-- Begin Records for this task --

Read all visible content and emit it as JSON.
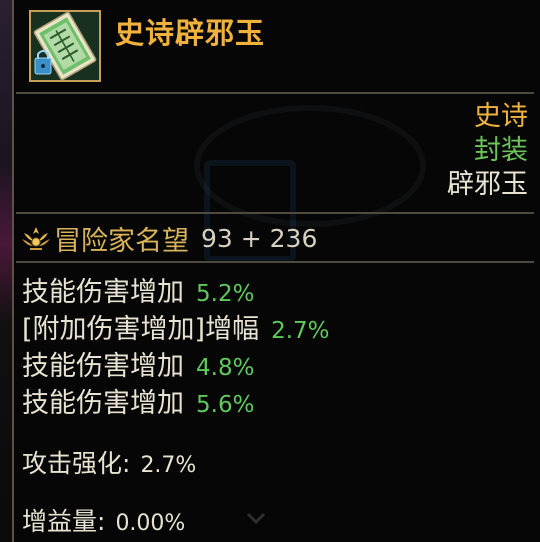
{
  "item": {
    "name": "史诗辟邪玉",
    "icon": "jade-talisman-icon",
    "lock_icon": "lock-icon",
    "rarity": "史诗",
    "seal_status": "封装",
    "type": "辟邪玉"
  },
  "fame": {
    "icon": "fame-crest-icon",
    "label": "冒险家名望",
    "value": "93 + 236"
  },
  "stats": [
    {
      "label": "技能伤害增加",
      "value": "5.2%"
    },
    {
      "label": "[附加伤害增加]增幅",
      "value": "2.7%"
    },
    {
      "label": "技能伤害增加",
      "value": "4.8%"
    },
    {
      "label": "技能伤害增加",
      "value": "5.6%"
    }
  ],
  "extra": [
    {
      "label": "攻击强化:",
      "value": "2.7%"
    },
    {
      "label": "增益量:",
      "value": "0.00%"
    }
  ],
  "colors": {
    "rarity": "#f0b23c",
    "seal": "#6bc35a",
    "stat_value": "#5fc95b",
    "text": "#e8e2d2",
    "fame_label": "#d8b35a"
  }
}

-- End Records for this task --

- _Task brief_:
Search the entries for the word "icon" and copy every line that has it.

- _Exercise answer_:
    "icon": "jade-talisman-icon",
    "lock_icon": "lock-icon",
    "icon": "fame-crest-icon",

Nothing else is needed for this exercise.